- SET EXERCISE -
Can you swap every "Learn More" for "Read More" in the records below and give all the lines back otherwise unchanged, leaving the pictures out?

::: EXERCISE DATA :::

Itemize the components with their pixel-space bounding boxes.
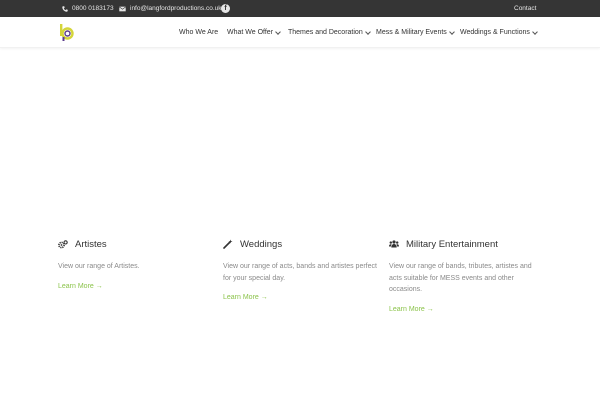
feature-military-entertainment: Military Entertainment View our range of… xyxy=(389,237,544,313)
chevron-down-icon xyxy=(532,29,538,35)
main-nav: Who We Are What We Offer Themes and Deco… xyxy=(0,28,600,38)
phone-contact[interactable]: 0800 0183173 xyxy=(62,4,114,13)
nav-label: Mess & Military Events xyxy=(376,29,447,36)
facebook-glyph: f xyxy=(224,5,227,12)
feature-title: Weddings xyxy=(240,238,283,250)
feature-description: View our range of bands, tributes, artis… xyxy=(389,263,532,293)
nav-label: What We Offer xyxy=(227,29,274,36)
phone-number: 0800 0183173 xyxy=(72,5,114,12)
feature-title-row: Artistes xyxy=(58,237,213,251)
contact-link[interactable]: Contact xyxy=(514,4,536,13)
feature-artistes: Artistes View our range of Artistes. Lea… xyxy=(58,237,213,290)
feature-title-row: Military Entertainment xyxy=(389,237,544,251)
phone-icon xyxy=(62,5,68,12)
feature-weddings: Weddings View our range of acts, bands a… xyxy=(223,237,378,302)
learn-more-link[interactable]: Learn More → xyxy=(58,283,213,290)
feature-title-row: Weddings xyxy=(223,237,378,251)
envelope-icon xyxy=(119,6,126,11)
nav-who-we-are[interactable]: Who We Are xyxy=(179,28,218,38)
feature-description: View our range of acts, bands and artist… xyxy=(223,263,377,282)
chevron-down-icon xyxy=(275,29,281,35)
nav-what-we-offer[interactable]: What We Offer xyxy=(227,28,281,38)
nav-label: Themes and Decoration xyxy=(288,29,363,36)
users-icon xyxy=(389,239,399,249)
main-header: Who We Are What We Offer Themes and Deco… xyxy=(0,17,600,48)
feature-title: Artistes xyxy=(75,238,107,250)
nav-label: Who We Are xyxy=(179,29,219,36)
chevron-down-icon xyxy=(448,29,455,35)
chevron-down-icon xyxy=(364,29,371,35)
learn-more-link[interactable]: Learn More → xyxy=(389,306,544,313)
feature-title: Military Entertainment xyxy=(406,238,498,250)
top-bar: 0800 0183173 info@langfordproductions.co… xyxy=(0,0,600,17)
email-contact[interactable]: info@langfordproductions.co.uk xyxy=(119,4,222,13)
nav-mess-military[interactable]: Mess & Military Events xyxy=(376,28,455,38)
magic-wand-icon xyxy=(223,239,233,249)
feature-description: View our range of Artistes. xyxy=(58,263,140,270)
gears-icon xyxy=(58,239,68,249)
learn-more-link[interactable]: Learn More → xyxy=(223,294,378,301)
nav-themes-decoration[interactable]: Themes and Decoration xyxy=(288,28,371,38)
nav-weddings-functions[interactable]: Weddings & Functions xyxy=(460,28,538,38)
email-address: info@langfordproductions.co.uk xyxy=(130,5,222,12)
facebook-icon[interactable]: f xyxy=(221,4,230,13)
nav-label: Weddings & Functions xyxy=(460,29,530,36)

:::

- ANSWER TO THIS TASK -
Itemize the components with their pixel-space bounding boxes.
feature-military-entertainment: Military Entertainment View our range of… xyxy=(389,237,544,313)
chevron-down-icon xyxy=(532,29,538,35)
main-nav: Who We Are What We Offer Themes and Deco… xyxy=(0,28,600,38)
phone-contact[interactable]: 0800 0183173 xyxy=(62,4,114,13)
nav-label: Mess & Military Events xyxy=(376,29,447,36)
facebook-glyph: f xyxy=(224,5,227,12)
feature-title: Weddings xyxy=(240,238,283,250)
feature-description: View our range of bands, tributes, artis… xyxy=(389,263,532,293)
nav-label: What We Offer xyxy=(227,29,274,36)
phone-number: 0800 0183173 xyxy=(72,5,114,12)
feature-title-row: Artistes xyxy=(58,237,213,251)
contact-link[interactable]: Contact xyxy=(514,4,536,13)
feature-artistes: Artistes View our range of Artistes. Lea… xyxy=(58,237,213,290)
feature-title-row: Military Entertainment xyxy=(389,237,544,251)
phone-icon xyxy=(62,5,68,12)
feature-weddings: Weddings View our range of acts, bands a… xyxy=(223,237,378,302)
learn-more-link[interactable]: Read More → xyxy=(58,283,213,290)
feature-title-row: Weddings xyxy=(223,237,378,251)
envelope-icon xyxy=(119,6,126,11)
nav-who-we-are[interactable]: Who We Are xyxy=(179,28,218,38)
feature-description: View our range of acts, bands and artist… xyxy=(223,263,377,282)
chevron-down-icon xyxy=(275,29,281,35)
nav-what-we-offer[interactable]: What We Offer xyxy=(227,28,281,38)
nav-label: Themes and Decoration xyxy=(288,29,363,36)
users-icon xyxy=(389,239,399,249)
main-header: Who We Are What We Offer Themes and Deco… xyxy=(0,17,600,48)
feature-title: Artistes xyxy=(75,238,107,250)
nav-label: Who We Are xyxy=(179,29,219,36)
chevron-down-icon xyxy=(448,29,455,35)
chevron-down-icon xyxy=(364,29,371,35)
learn-more-link[interactable]: Read More → xyxy=(389,306,544,313)
feature-title: Military Entertainment xyxy=(406,238,498,250)
top-bar: 0800 0183173 info@langfordproductions.co… xyxy=(0,0,600,17)
email-contact[interactable]: info@langfordproductions.co.uk xyxy=(119,4,222,13)
nav-mess-military[interactable]: Mess & Military Events xyxy=(376,28,455,38)
magic-wand-icon xyxy=(223,239,233,249)
feature-description: View our range of Artistes. xyxy=(58,263,140,270)
gears-icon xyxy=(58,239,68,249)
learn-more-link[interactable]: Read More → xyxy=(223,294,378,301)
nav-themes-decoration[interactable]: Themes and Decoration xyxy=(288,28,371,38)
nav-weddings-functions[interactable]: Weddings & Functions xyxy=(460,28,538,38)
email-address: info@langfordproductions.co.uk xyxy=(130,5,222,12)
facebook-icon[interactable]: f xyxy=(221,4,230,13)
nav-label: Weddings & Functions xyxy=(460,29,530,36)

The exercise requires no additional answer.